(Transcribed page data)
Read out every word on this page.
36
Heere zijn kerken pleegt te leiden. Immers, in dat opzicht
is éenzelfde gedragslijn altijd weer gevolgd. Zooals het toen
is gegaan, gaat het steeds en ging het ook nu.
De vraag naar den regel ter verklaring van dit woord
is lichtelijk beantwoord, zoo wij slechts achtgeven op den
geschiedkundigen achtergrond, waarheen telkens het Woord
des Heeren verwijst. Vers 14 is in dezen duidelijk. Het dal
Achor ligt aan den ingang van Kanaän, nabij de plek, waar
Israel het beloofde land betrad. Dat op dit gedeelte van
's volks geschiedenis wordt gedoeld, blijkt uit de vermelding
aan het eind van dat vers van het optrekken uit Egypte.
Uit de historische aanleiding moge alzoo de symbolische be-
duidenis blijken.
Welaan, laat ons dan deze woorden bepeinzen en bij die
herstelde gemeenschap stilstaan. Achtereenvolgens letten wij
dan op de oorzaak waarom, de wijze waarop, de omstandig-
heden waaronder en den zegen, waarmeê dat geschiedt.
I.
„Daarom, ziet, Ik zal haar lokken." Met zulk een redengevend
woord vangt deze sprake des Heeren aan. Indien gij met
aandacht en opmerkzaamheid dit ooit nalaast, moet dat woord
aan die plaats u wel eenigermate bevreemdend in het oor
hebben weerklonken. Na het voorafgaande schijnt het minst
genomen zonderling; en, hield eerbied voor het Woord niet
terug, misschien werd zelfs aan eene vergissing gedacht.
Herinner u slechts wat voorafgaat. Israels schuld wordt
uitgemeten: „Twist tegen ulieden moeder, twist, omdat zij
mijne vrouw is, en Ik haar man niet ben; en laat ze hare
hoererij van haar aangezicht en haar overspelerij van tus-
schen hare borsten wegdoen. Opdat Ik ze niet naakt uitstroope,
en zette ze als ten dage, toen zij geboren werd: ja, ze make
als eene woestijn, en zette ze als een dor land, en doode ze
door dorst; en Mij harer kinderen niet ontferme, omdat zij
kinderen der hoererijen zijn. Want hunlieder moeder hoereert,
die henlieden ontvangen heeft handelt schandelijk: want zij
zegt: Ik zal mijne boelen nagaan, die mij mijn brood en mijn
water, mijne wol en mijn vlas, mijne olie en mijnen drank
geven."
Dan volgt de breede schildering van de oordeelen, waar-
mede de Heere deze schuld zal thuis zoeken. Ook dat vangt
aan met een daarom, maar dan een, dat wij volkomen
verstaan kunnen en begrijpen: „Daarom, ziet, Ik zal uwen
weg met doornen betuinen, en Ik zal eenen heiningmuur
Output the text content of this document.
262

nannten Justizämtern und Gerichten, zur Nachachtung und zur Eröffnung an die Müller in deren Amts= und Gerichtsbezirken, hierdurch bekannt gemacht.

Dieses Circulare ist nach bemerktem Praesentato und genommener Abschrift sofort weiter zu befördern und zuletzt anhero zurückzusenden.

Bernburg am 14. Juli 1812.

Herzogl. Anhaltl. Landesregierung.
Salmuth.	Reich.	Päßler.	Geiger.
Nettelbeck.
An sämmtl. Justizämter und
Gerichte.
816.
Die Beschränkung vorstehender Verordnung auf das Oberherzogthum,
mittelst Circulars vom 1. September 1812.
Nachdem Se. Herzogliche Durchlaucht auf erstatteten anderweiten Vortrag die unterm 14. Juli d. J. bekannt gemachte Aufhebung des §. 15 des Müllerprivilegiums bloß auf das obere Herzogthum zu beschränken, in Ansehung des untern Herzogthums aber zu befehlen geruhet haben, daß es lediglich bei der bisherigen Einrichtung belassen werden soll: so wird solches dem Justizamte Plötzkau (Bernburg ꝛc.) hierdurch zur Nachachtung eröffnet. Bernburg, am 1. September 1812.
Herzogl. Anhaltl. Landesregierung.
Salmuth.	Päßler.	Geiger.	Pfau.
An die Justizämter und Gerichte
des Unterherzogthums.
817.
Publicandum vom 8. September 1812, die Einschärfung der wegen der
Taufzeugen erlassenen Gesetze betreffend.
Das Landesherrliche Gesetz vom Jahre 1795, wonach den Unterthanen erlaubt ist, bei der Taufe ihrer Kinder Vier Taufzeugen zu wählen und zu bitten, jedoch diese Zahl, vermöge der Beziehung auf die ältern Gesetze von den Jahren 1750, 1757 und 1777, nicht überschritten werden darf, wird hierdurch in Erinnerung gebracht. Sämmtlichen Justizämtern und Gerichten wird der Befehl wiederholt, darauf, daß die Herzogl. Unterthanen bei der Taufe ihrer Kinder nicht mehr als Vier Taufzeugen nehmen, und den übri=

- Activity
Every line containing the string "Geiger" in the entries should be counted; give the resulting number and nothing else.

- Answer to this exercise
2